**Given task:** Select and copy out every line in the records containing "要使商中间有".

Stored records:
○ ○ ○ ○ ○ ○ ○

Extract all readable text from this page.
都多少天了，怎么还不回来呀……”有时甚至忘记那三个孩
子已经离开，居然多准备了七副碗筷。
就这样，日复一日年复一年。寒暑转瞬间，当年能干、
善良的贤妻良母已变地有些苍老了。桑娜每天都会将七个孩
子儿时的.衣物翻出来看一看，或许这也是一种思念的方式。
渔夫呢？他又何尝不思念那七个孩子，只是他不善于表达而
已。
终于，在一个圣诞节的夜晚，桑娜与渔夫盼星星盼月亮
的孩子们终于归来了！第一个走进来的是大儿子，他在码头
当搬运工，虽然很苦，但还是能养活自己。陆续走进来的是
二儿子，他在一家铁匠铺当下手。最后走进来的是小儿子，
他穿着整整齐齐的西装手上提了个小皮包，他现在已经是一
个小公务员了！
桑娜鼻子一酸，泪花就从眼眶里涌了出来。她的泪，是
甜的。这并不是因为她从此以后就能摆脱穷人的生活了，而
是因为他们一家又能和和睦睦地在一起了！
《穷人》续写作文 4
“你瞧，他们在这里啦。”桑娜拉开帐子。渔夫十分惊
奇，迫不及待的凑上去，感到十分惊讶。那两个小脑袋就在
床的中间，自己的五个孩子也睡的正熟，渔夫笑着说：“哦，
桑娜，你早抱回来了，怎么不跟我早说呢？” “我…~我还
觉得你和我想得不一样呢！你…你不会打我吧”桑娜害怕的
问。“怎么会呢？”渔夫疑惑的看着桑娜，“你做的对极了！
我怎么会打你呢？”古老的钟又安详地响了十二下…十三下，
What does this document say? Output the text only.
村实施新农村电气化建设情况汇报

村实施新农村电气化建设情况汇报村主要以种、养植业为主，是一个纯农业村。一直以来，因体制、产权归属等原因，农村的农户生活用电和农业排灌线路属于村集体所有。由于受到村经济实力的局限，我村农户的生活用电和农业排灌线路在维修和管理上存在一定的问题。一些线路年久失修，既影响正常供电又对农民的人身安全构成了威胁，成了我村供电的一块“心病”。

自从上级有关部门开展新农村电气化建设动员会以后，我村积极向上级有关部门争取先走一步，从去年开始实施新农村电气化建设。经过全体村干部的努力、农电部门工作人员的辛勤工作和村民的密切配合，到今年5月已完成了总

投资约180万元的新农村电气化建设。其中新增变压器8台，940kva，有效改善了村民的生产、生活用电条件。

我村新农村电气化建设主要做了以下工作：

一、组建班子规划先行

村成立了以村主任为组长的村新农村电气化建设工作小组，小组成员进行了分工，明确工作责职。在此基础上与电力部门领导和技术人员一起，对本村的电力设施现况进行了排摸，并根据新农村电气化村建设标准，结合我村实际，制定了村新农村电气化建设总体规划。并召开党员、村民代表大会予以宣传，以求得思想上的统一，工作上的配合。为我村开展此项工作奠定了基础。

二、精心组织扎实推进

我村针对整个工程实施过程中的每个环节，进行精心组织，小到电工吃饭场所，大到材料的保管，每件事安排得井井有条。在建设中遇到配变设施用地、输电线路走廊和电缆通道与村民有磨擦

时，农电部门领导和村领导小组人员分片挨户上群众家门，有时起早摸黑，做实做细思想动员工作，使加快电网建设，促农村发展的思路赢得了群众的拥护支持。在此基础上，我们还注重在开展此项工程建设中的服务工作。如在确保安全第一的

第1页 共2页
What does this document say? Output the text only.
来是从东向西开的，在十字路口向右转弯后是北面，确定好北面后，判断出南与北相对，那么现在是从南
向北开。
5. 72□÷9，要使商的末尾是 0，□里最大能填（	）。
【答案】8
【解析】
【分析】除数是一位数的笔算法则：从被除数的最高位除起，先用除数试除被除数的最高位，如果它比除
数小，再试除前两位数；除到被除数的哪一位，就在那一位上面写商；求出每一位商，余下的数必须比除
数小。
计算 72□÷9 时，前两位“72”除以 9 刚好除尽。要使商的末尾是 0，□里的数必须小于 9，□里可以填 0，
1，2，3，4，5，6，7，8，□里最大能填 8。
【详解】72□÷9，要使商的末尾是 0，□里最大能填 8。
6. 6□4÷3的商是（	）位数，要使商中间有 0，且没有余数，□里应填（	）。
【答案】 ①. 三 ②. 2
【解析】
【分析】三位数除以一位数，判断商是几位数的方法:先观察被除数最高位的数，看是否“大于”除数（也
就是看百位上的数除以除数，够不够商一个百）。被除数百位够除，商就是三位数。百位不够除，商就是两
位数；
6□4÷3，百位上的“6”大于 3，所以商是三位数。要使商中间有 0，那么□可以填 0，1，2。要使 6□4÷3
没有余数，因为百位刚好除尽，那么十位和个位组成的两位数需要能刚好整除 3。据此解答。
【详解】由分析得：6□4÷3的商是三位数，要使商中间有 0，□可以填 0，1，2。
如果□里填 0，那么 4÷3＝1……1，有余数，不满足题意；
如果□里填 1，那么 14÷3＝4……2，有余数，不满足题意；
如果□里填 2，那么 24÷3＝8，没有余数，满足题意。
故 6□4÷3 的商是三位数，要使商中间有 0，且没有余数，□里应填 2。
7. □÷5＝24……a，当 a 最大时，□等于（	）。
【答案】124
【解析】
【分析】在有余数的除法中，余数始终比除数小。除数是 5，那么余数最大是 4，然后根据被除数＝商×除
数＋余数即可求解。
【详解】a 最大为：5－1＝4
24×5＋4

○ ○ ○ ○ ○ ○ ○

**The completed task:**
6. 6□4÷3的商是（	）位数，要使商中间有 0，且没有余数，□里应填（	）。
6□4÷3，百位上的“6”大于 3，所以商是三位数。要使商中间有 0，那么□可以填 0，1，2。要使 6□4÷3
【详解】由分析得：6□4÷3的商是三位数，要使商中间有 0，□可以填 0，1，2。
故 6□4÷3 的商是三位数，要使商中间有 0，且没有余数，□里应填 2。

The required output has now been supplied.